=== DATA EXCERPTS ===

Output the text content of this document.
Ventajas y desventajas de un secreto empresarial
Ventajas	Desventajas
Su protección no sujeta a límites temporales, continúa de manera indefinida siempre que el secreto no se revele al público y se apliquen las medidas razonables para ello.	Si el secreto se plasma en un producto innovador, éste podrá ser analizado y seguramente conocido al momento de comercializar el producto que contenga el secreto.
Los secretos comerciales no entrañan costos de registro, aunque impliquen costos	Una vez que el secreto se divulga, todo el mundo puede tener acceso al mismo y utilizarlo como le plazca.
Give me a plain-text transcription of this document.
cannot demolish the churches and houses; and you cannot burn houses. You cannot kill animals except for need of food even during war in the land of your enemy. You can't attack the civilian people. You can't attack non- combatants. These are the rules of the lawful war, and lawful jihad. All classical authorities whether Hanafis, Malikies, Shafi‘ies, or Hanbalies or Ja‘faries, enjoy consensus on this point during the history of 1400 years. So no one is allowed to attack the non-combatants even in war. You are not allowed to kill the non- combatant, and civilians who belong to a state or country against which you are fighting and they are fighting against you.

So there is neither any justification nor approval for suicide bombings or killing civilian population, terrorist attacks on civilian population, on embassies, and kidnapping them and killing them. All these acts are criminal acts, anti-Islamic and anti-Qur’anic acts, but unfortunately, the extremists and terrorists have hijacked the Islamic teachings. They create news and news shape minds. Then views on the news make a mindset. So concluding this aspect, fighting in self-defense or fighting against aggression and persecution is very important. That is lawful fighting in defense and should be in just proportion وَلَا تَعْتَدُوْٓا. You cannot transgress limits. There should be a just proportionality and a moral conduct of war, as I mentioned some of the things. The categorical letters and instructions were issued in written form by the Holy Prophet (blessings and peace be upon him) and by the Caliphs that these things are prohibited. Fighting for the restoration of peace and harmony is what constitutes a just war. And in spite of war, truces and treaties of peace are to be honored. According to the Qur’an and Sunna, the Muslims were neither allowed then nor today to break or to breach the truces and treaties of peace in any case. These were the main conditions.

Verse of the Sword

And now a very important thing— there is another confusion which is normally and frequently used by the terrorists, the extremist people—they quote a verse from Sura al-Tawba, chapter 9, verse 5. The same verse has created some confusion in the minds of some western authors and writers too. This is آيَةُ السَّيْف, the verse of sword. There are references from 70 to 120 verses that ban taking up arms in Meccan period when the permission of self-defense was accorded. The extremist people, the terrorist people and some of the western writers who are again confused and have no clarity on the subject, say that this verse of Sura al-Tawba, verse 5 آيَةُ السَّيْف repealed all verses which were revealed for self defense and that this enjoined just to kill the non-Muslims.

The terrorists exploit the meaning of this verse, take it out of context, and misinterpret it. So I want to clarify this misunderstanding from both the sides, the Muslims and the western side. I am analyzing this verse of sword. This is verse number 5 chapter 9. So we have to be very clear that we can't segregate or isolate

===

■ TASK TO COMPLETE ■
Retype the data exactly as given.

■ COMPLETE RESPONSE ■
Output the text content of this document.
Ventajas y desventajas de un secreto empresarial
Ventajas	Desventajas
Su protección no sujeta a límites temporales, continúa de manera indefinida siempre que el secreto no se revele al público y se apliquen las medidas razonables para ello.	Si el secreto se plasma en un producto innovador, éste podrá ser analizado y seguramente conocido al momento de comercializar el producto que contenga el secreto.
Los secretos comerciales no entrañan costos de registro, aunque impliquen costos	Una vez que el secreto se divulga, todo el mundo puede tener acceso al mismo y utilizarlo como le plazca.
Give me a plain-text transcription of this document.
cannot demolish the churches and houses; and you cannot burn houses. You cannot kill animals except for need of food even during war in the land of your enemy. You can't attack the civilian people. You can't attack non- combatants. These are the rules of the lawful war, and lawful jihad. All classical authorities whether Hanafis, Malikies, Shafi‘ies, or Hanbalies or Ja‘faries, enjoy consensus on this point during the history of 1400 years. So no one is allowed to attack the non-combatants even in war. You are not allowed to kill the non- combatant, and civilians who belong to a state or country against which you are fighting and they are fighting against you.

So there is neither any justification nor approval for suicide bombings or killing civilian population, terrorist attacks on civilian population, on embassies, and kidnapping them and killing them. All these acts are criminal acts, anti-Islamic and anti-Qur’anic acts, but unfortunately, the extremists and terrorists have hijacked the Islamic teachings. They create news and news shape minds. Then views on the news make a mindset. So concluding this aspect, fighting in self-defense or fighting against aggression and persecution is very important. That is lawful fighting in defense and should be in just proportion وَلَا تَعْتَدُوْٓا. You cannot transgress limits. There should be a just proportionality and a moral conduct of war, as I mentioned some of the things. The categorical letters and instructions were issued in written form by the Holy Prophet (blessings and peace be upon him) and by the Caliphs that these things are prohibited. Fighting for the restoration of peace and harmony is what constitutes a just war. And in spite of war, truces and treaties of peace are to be honored. According to the Qur’an and Sunna, the Muslims were neither allowed then nor today to break or to breach the truces and treaties of peace in any case. These were the main conditions.

Verse of the Sword

And now a very important thing— there is another confusion which is normally and frequently used by the terrorists, the extremist people—they quote a verse from Sura al-Tawba, chapter 9, verse 5. The same verse has created some confusion in the minds of some western authors and writers too. This is آيَةُ السَّيْف, the verse of sword. There are references from 70 to 120 verses that ban taking up arms in Meccan period when the permission of self-defense was accorded. The extremist people, the terrorist people and some of the western writers who are again confused and have no clarity on the subject, say that this verse of Sura al-Tawba, verse 5 آيَةُ السَّيْف repealed all verses which were revealed for self defense and that this enjoined just to kill the non-Muslims.

The terrorists exploit the meaning of this verse, take it out of context, and misinterpret it. So I want to clarify this misunderstanding from both the sides, the Muslims and the western side. I am analyzing this verse of sword. This is verse number 5 chapter 9. So we have to be very clear that we can't segregate or isolate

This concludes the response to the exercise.